* EXERCISE DESCRIPTION
Every line of the material below must be repeated exactly.

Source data
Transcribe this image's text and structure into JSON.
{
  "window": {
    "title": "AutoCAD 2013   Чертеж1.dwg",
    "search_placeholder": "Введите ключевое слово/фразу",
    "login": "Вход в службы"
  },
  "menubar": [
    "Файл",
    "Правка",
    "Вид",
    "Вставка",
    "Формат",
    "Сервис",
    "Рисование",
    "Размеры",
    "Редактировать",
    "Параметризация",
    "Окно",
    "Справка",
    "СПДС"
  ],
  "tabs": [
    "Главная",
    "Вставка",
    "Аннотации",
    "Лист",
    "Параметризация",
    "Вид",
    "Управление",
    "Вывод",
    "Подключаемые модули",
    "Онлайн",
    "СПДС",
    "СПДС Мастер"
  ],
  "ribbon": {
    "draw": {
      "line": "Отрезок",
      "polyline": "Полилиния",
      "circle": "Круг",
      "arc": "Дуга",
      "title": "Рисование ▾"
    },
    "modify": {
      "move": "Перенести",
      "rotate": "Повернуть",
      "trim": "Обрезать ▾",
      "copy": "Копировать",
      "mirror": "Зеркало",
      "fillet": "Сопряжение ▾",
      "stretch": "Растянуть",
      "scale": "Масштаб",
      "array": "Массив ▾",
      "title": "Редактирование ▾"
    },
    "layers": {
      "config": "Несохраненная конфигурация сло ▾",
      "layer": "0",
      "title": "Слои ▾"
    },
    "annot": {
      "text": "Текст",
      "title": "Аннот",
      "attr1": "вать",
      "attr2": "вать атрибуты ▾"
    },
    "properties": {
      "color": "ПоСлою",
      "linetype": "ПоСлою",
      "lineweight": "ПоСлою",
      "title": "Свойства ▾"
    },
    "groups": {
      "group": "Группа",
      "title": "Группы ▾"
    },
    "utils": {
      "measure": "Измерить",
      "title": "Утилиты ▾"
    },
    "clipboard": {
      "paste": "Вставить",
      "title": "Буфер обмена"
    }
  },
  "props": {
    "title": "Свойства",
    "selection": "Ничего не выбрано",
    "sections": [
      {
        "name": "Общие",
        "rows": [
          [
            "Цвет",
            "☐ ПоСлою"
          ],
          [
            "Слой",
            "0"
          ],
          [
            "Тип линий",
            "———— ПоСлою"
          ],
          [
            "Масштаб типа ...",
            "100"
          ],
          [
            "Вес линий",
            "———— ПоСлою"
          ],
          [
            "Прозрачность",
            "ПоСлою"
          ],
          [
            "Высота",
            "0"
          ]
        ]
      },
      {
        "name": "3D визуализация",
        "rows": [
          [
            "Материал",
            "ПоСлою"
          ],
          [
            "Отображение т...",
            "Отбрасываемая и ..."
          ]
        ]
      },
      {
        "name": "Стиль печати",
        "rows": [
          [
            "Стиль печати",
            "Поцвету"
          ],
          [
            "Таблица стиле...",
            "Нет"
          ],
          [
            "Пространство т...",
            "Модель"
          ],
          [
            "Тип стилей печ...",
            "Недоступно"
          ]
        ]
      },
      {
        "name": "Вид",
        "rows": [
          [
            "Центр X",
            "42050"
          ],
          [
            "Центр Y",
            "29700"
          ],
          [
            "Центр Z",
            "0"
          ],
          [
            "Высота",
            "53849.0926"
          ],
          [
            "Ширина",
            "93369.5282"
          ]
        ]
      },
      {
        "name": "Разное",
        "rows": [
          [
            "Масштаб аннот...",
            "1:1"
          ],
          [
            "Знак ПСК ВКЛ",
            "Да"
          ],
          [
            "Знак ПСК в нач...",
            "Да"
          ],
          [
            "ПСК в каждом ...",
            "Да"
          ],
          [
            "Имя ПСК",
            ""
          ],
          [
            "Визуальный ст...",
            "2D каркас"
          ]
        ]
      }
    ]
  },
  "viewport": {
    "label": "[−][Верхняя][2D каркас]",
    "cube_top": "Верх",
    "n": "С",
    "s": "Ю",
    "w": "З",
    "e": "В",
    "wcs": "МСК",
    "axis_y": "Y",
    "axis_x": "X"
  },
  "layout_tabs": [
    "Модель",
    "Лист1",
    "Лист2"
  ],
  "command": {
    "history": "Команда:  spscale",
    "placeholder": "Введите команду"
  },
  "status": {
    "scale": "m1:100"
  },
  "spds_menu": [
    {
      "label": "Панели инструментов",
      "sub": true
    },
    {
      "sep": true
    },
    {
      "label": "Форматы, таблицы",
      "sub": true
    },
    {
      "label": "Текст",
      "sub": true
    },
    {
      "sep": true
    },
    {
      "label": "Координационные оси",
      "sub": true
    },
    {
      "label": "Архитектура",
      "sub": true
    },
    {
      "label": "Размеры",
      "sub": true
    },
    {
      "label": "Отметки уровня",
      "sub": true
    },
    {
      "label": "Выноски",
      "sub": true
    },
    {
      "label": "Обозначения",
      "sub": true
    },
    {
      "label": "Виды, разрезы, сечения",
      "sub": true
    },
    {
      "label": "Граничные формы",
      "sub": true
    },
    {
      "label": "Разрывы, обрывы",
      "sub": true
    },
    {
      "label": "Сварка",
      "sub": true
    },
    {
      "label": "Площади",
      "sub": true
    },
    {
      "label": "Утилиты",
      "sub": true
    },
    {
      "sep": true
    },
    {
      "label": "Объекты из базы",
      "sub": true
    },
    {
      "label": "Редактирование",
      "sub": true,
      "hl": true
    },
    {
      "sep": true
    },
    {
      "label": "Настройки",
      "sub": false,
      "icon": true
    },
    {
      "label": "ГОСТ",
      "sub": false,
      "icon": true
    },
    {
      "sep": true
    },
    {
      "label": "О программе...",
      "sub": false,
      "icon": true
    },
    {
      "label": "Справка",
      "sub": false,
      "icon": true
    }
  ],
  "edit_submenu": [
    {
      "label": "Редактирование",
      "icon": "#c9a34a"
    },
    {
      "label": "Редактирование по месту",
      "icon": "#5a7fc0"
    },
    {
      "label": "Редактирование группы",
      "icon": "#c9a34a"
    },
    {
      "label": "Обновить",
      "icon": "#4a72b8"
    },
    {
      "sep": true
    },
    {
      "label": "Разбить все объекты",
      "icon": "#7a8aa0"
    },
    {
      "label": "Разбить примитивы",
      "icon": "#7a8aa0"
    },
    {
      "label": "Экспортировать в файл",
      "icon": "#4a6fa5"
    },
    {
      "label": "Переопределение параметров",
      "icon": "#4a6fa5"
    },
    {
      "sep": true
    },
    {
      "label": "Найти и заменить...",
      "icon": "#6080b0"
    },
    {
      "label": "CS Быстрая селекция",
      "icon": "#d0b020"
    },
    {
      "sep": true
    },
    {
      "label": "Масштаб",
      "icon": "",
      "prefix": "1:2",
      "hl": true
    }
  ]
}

* CORRECT RESULT
Transcribe this image's text and structure into JSON.
{
  "window": {
    "title": "AutoCAD 2013   Чертеж1.dwg",
    "search_placeholder": "Введите ключевое слово/фразу",
    "login": "Вход в службы"
  },
  "menubar": [
    "Файл",
    "Правка",
    "Вид",
    "Вставка",
    "Формат",
    "Сервис",
    "Рисование",
    "Размеры",
    "Редактировать",
    "Параметризация",
    "Окно",
    "Справка",
    "СПДС"
  ],
  "tabs": [
    "Главная",
    "Вставка",
    "Аннотации",
    "Лист",
    "Параметризация",
    "Вид",
    "Управление",
    "Вывод",
    "Подключаемые модули",
    "Онлайн",
    "СПДС",
    "СПДС Мастер"
  ],
  "ribbon": {
    "draw": {
      "line": "Отрезок",
      "polyline": "Полилиния",
      "circle": "Круг",
      "arc": "Дуга",
      "title": "Рисование ▾"
    },
    "modify": {
      "move": "Перенести",
      "rotate": "Повернуть",
      "trim": "Обрезать ▾",
      "copy": "Копировать",
      "mirror": "Зеркало",
      "fillet": "Сопряжение ▾",
      "stretch": "Растянуть",
      "scale": "Масштаб",
      "array": "Массив ▾",
      "title": "Редактирование ▾"
    },
    "layers": {
      "config": "Несохраненная конфигурация сло ▾",
      "layer": "0",
      "title": "Слои ▾"
    },
    "annot": {
      "text": "Текст",
      "title": "Аннот",
      "attr1": "вать",
      "attr2": "вать атрибуты ▾"
    },
    "properties": {
      "color": "ПоСлою",
      "linetype": "ПоСлою",
      "lineweight": "ПоСлою",
      "title": "Свойства ▾"
    },
    "groups": {
      "group": "Группа",
      "title": "Группы ▾"
    },
    "utils": {
      "measure": "Измерить",
      "title": "Утилиты ▾"
    },
    "clipboard": {
      "paste": "Вставить",
      "title": "Буфер обмена"
    }
  },
  "props": {
    "title": "Свойства",
    "selection": "Ничего не выбрано",
    "sections": [
      {
        "name": "Общие",
        "rows": [
          [
            "Цвет",
            "☐ ПоСлою"
          ],
          [
            "Слой",
            "0"
          ],
          [
            "Тип линий",
            "———— ПоСлою"
          ],
          [
            "Масштаб типа ...",
            "100"
          ],
          [
            "Вес линий",
            "———— ПоСлою"
          ],
          [
            "Прозрачность",
            "ПоСлою"
          ],
          [
            "Высота",
            "0"
          ]
        ]
      },
      {
        "name": "3D визуализация",
        "rows": [
          [
            "Материал",
            "ПоСлою"
          ],
          [
            "Отображение т...",
            "Отбрасываемая и ..."
          ]
        ]
      },
      {
        "name": "Стиль печати",
        "rows": [
          [
            "Стиль печати",
            "Поцвету"
          ],
          [
            "Таблица стиле...",
            "Нет"
          ],
          [
            "Пространство т...",
            "Модель"
          ],
          [
            "Тип стилей печ...",
            "Недоступно"
          ]
        ]
      },
      {
        "name": "Вид",
        "rows": [
          [
            "Центр X",
            "42050"
          ],
          [
            "Центр Y",
            "29700"
          ],
          [
            "Центр Z",
            "0"
          ],
          [
            "Высота",
            "53849.0926"
          ],
          [
            "Ширина",
            "93369.5282"
          ]
        ]
      },
      {
        "name": "Разное",
        "rows": [
          [
            "Масштаб аннот...",
            "1:1"
          ],
          [
            "Знак ПСК ВКЛ",
            "Да"
          ],
          [
            "Знак ПСК в нач...",
            "Да"
          ],
          [
            "ПСК в каждом ...",
            "Да"
          ],
          [
            "Имя ПСК",
            ""
          ],
          [
            "Визуальный ст...",
            "2D каркас"
          ]
        ]
      }
    ]
  },
  "viewport": {
    "label": "[−][Верхняя][2D каркас]",
    "cube_top": "Верх",
    "n": "С",
    "s": "Ю",
    "w": "З",
    "e": "В",
    "wcs": "МСК",
    "axis_y": "Y",
    "axis_x": "X"
  },
  "layout_tabs": [
    "Модель",
    "Лист1",
    "Лист2"
  ],
  "command": {
    "history": "Команда:  spscale",
    "placeholder": "Введите команду"
  },
  "status": {
    "scale": "m1:100"
  },
  "spds_menu": [
    {
      "label": "Панели инструментов",
      "sub": true
    },
    {
      "sep": true
    },
    {
      "label": "Форматы, таблицы",
      "sub": true
    },
    {
      "label": "Текст",
      "sub": true
    },
    {
      "sep": true
    },
    {
      "label": "Координационные оси",
      "sub": true
    },
    {
      "label": "Архитектура",
      "sub": true
    },
    {
      "label": "Размеры",
      "sub": true
    },
    {
      "label": "Отметки уровня",
      "sub": true
    },
    {
      "label": "Выноски",
      "sub": true
    },
    {
      "label": "Обозначения",
      "sub": true
    },
    {
      "label": "Виды, разрезы, сечения",
      "sub": true
    },
    {
      "label": "Граничные формы",
      "sub": true
    },
    {
      "label": "Разрывы, обрывы",
      "sub": true
    },
    {
      "label": "Сварка",
      "sub": true
    },
    {
      "label": "Площади",
      "sub": true
    },
    {
      "label": "Утилиты",
      "sub": true
    },
    {
      "sep": true
    },
    {
      "label": "Объекты из базы",
      "sub": true
    },
    {
      "label": "Редактирование",
      "sub": true,
      "hl": true
    },
    {
      "sep": true
    },
    {
      "label": "Настройки",
      "sub": false,
      "icon": true
    },
    {
      "label": "ГОСТ",
      "sub": false,
      "icon": true
    },
    {
      "sep": true
    },
    {
      "label": "О программе...",
      "sub": false,
      "icon": true
    },
    {
      "label": "Справка",
      "sub": false,
      "icon": true
    }
  ],
  "edit_submenu": [
    {
      "label": "Редактирование",
      "icon": "#c9a34a"
    },
    {
      "label": "Редактирование по месту",
      "icon": "#5a7fc0"
    },
    {
      "label": "Редактирование группы",
      "icon": "#c9a34a"
    },
    {
      "label": "Обновить",
      "icon": "#4a72b8"
    },
    {
      "sep": true
    },
    {
      "label": "Разбить все объекты",
      "icon": "#7a8aa0"
    },
    {
      "label": "Разбить примитивы",
      "icon": "#7a8aa0"
    },
    {
      "label": "Экспортировать в файл",
      "icon": "#4a6fa5"
    },
    {
      "label": "Переопределение параметров",
      "icon": "#4a6fa5"
    },
    {
      "sep": true
    },
    {
      "label": "Найти и заменить...",
      "icon": "#6080b0"
    },
    {
      "label": "CS Быстрая селекция",
      "icon": "#d0b020"
    },
    {
      "sep": true
    },
    {
      "label": "Масштаб",
      "icon": "",
      "prefix": "1:2",
      "hl": true
    }
  ]
}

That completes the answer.